Objective
Copy out every line of the records below without any changes.

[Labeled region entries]
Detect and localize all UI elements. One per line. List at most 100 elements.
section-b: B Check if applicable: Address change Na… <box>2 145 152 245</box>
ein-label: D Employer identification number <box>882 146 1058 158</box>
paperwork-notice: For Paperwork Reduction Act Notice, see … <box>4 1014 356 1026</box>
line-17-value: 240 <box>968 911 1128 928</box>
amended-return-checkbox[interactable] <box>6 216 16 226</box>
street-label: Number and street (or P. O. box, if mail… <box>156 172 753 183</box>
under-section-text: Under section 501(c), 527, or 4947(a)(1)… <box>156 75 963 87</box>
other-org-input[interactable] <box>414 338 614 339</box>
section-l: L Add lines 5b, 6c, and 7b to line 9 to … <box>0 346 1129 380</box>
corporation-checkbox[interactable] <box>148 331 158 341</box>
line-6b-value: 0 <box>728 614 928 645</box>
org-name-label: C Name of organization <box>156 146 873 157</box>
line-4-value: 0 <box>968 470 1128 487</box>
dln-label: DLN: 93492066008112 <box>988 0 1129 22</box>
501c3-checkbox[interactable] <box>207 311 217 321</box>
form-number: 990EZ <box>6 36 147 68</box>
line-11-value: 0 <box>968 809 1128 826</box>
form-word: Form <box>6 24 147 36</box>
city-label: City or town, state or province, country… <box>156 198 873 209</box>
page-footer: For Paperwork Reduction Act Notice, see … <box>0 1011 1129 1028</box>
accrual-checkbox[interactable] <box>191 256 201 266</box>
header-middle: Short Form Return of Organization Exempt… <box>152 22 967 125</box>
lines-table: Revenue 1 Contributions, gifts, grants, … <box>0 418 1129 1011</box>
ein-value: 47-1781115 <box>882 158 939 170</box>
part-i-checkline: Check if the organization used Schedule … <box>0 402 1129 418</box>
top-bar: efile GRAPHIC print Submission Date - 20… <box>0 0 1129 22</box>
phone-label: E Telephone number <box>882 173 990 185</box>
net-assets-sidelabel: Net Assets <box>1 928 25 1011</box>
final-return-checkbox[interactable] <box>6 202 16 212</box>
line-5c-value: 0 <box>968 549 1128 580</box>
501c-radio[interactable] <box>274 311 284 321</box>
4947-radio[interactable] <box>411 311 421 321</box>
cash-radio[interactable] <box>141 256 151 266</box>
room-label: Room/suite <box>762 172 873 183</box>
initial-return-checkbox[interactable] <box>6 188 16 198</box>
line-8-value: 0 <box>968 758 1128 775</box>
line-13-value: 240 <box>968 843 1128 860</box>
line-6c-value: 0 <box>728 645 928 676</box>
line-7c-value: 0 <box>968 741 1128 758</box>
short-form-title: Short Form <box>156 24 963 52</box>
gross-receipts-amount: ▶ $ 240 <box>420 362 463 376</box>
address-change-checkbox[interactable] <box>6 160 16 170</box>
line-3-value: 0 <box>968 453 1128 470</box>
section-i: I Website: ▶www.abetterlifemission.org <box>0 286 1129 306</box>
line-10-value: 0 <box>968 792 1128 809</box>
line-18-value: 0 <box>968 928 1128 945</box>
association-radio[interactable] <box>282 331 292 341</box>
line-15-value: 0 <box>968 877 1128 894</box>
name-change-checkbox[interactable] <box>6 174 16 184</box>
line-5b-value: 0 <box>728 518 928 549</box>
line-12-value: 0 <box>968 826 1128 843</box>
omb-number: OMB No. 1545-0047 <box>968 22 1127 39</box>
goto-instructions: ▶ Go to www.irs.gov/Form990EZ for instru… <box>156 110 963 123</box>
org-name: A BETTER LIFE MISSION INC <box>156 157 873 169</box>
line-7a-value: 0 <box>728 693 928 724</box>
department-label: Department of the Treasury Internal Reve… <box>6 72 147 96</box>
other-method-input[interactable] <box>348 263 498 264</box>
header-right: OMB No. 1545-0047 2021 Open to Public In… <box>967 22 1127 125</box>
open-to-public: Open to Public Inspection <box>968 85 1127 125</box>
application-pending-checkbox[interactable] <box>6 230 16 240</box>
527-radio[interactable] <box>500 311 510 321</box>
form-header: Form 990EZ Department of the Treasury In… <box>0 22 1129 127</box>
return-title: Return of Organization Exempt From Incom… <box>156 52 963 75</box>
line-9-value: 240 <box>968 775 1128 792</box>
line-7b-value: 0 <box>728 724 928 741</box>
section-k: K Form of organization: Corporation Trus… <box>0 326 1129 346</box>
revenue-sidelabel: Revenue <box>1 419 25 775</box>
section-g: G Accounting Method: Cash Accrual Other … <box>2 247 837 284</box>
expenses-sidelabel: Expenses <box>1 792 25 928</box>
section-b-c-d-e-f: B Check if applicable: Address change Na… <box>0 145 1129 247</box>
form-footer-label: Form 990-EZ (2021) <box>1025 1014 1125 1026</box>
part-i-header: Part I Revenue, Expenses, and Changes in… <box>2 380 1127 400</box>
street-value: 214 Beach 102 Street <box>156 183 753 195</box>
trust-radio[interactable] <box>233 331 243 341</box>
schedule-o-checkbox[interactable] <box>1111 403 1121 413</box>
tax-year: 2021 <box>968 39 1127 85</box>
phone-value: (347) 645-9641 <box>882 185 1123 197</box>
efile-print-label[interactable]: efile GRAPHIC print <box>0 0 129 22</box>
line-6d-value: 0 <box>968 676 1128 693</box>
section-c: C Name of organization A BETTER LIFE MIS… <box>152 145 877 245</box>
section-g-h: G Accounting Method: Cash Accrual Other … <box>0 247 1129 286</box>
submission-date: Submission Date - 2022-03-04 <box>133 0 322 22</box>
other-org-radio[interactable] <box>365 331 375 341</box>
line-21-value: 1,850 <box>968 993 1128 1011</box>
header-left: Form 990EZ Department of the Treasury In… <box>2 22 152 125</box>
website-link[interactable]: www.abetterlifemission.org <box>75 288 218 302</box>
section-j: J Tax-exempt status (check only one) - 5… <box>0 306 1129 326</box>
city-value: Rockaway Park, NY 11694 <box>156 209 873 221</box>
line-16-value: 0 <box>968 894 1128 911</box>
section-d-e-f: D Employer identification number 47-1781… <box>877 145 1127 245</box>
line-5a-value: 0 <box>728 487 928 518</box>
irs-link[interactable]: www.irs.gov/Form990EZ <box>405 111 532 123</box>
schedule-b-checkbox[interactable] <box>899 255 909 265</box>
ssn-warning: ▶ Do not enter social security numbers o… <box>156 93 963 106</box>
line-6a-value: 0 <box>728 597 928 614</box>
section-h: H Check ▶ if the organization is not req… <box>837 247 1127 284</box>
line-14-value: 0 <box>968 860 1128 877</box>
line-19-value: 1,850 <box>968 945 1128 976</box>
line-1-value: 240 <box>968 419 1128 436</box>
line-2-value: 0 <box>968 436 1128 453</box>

Exercise result
Detect and localize all UI elements. One per line. List at most 100 elements.
section-b: B Check if applicable: Address change Na… <box>2 145 152 245</box>
ein-label: D Employer identification number <box>882 146 1058 158</box>
paperwork-notice: For Paperwork Reduction Act Notice, see … <box>4 1014 356 1026</box>
line-17-value: 240 <box>968 911 1128 928</box>
amended-return-checkbox[interactable] <box>6 216 16 226</box>
street-label: Number and street (or P. O. box, if mail… <box>156 172 753 183</box>
under-section-text: Under section 501(c), 527, or 4947(a)(1)… <box>156 75 963 87</box>
other-org-input[interactable] <box>414 338 614 339</box>
section-l: L Add lines 5b, 6c, and 7b to line 9 to … <box>0 346 1129 380</box>
corporation-checkbox[interactable] <box>148 331 158 341</box>
line-6b-value: 0 <box>728 614 928 645</box>
org-name-label: C Name of organization <box>156 146 873 157</box>
line-4-value: 0 <box>968 470 1128 487</box>
dln-label: DLN: 93492066008112 <box>988 0 1129 22</box>
501c3-checkbox[interactable] <box>207 311 217 321</box>
form-number: 990EZ <box>6 36 147 68</box>
line-11-value: 0 <box>968 809 1128 826</box>
form-word: Form <box>6 24 147 36</box>
city-label: City or town, state or province, country… <box>156 198 873 209</box>
page-footer: For Paperwork Reduction Act Notice, see … <box>0 1011 1129 1028</box>
accrual-checkbox[interactable] <box>191 256 201 266</box>
header-middle: Short Form Return of Organization Exempt… <box>152 22 967 125</box>
lines-table: Revenue 1 Contributions, gifts, grants, … <box>0 418 1129 1011</box>
ein-value: 47-1781115 <box>882 158 939 170</box>
part-i-checkline: Check if the organization used Schedule … <box>0 402 1129 418</box>
top-bar: efile GRAPHIC print Submission Date - 20… <box>0 0 1129 22</box>
phone-label: E Telephone number <box>882 173 990 185</box>
net-assets-sidelabel: Net Assets <box>1 928 25 1011</box>
final-return-checkbox[interactable] <box>6 202 16 212</box>
line-5c-value: 0 <box>968 549 1128 580</box>
501c-radio[interactable] <box>274 311 284 321</box>
4947-radio[interactable] <box>411 311 421 321</box>
cash-radio[interactable] <box>141 256 151 266</box>
room-label: Room/suite <box>762 172 873 183</box>
initial-return-checkbox[interactable] <box>6 188 16 198</box>
line-8-value: 0 <box>968 758 1128 775</box>
line-13-value: 240 <box>968 843 1128 860</box>
line-6c-value: 0 <box>728 645 928 676</box>
line-7c-value: 0 <box>968 741 1128 758</box>
short-form-title: Short Form <box>156 24 963 52</box>
gross-receipts-amount: ▶ $ 240 <box>420 362 463 376</box>
address-change-checkbox[interactable] <box>6 160 16 170</box>
line-3-value: 0 <box>968 453 1128 470</box>
section-i: I Website: ▶www.abetterlifemission.org <box>0 286 1129 306</box>
line-10-value: 0 <box>968 792 1128 809</box>
line-18-value: 0 <box>968 928 1128 945</box>
association-radio[interactable] <box>282 331 292 341</box>
line-15-value: 0 <box>968 877 1128 894</box>
name-change-checkbox[interactable] <box>6 174 16 184</box>
line-5b-value: 0 <box>728 518 928 549</box>
line-12-value: 0 <box>968 826 1128 843</box>
omb-number: OMB No. 1545-0047 <box>968 22 1127 39</box>
goto-instructions: ▶ Go to www.irs.gov/Form990EZ for instru… <box>156 110 963 123</box>
org-name: A BETTER LIFE MISSION INC <box>156 157 873 169</box>
line-7a-value: 0 <box>728 693 928 724</box>
department-label: Department of the Treasury Internal Reve… <box>6 72 147 96</box>
other-method-input[interactable] <box>348 263 498 264</box>
header-right: OMB No. 1545-0047 2021 Open to Public In… <box>967 22 1127 125</box>
open-to-public: Open to Public Inspection <box>968 85 1127 125</box>
application-pending-checkbox[interactable] <box>6 230 16 240</box>
527-radio[interactable] <box>500 311 510 321</box>
form-header: Form 990EZ Department of the Treasury In… <box>0 22 1129 127</box>
return-title: Return of Organization Exempt From Incom… <box>156 52 963 75</box>
line-9-value: 240 <box>968 775 1128 792</box>
line-7b-value: 0 <box>728 724 928 741</box>
section-k: K Form of organization: Corporation Trus… <box>0 326 1129 346</box>
revenue-sidelabel: Revenue <box>1 419 25 775</box>
section-g: G Accounting Method: Cash Accrual Other … <box>2 247 837 284</box>
expenses-sidelabel: Expenses <box>1 792 25 928</box>
section-b-c-d-e-f: B Check if applicable: Address change Na… <box>0 145 1129 247</box>
form-footer-label: Form 990-EZ (2021) <box>1025 1014 1125 1026</box>
part-i-header: Part I Revenue, Expenses, and Changes in… <box>2 380 1127 400</box>
street-value: 214 Beach 102 Street <box>156 183 753 195</box>
trust-radio[interactable] <box>233 331 243 341</box>
schedule-o-checkbox[interactable] <box>1111 403 1121 413</box>
tax-year: 2021 <box>968 39 1127 85</box>
phone-value: (347) 645-9641 <box>882 185 1123 197</box>
efile-print-label[interactable]: efile GRAPHIC print <box>0 0 129 22</box>
line-6d-value: 0 <box>968 676 1128 693</box>
section-c: C Name of organization A BETTER LIFE MIS… <box>152 145 877 245</box>
section-g-h: G Accounting Method: Cash Accrual Other … <box>0 247 1129 286</box>
submission-date: Submission Date - 2022-03-04 <box>133 0 322 22</box>
other-org-radio[interactable] <box>365 331 375 341</box>
line-21-value: 1,850 <box>968 993 1128 1011</box>
header-left: Form 990EZ Department of the Treasury In… <box>2 22 152 125</box>
website-link[interactable]: www.abetterlifemission.org <box>75 288 218 302</box>
section-j: J Tax-exempt status (check only one) - 5… <box>0 306 1129 326</box>
city-value: Rockaway Park, NY 11694 <box>156 209 873 221</box>
line-16-value: 0 <box>968 894 1128 911</box>
section-d-e-f: D Employer identification number 47-1781… <box>877 145 1127 245</box>
line-5a-value: 0 <box>728 487 928 518</box>
irs-link[interactable]: www.irs.gov/Form990EZ <box>405 111 532 123</box>
schedule-b-checkbox[interactable] <box>899 255 909 265</box>
ssn-warning: ▶ Do not enter social security numbers o… <box>156 93 963 106</box>
line-6a-value: 0 <box>728 597 928 614</box>
section-h: H Check ▶ if the organization is not req… <box>837 247 1127 284</box>
line-14-value: 0 <box>968 860 1128 877</box>
line-19-value: 1,850 <box>968 945 1128 976</box>
line-1-value: 240 <box>968 419 1128 436</box>
line-2-value: 0 <box>968 436 1128 453</box>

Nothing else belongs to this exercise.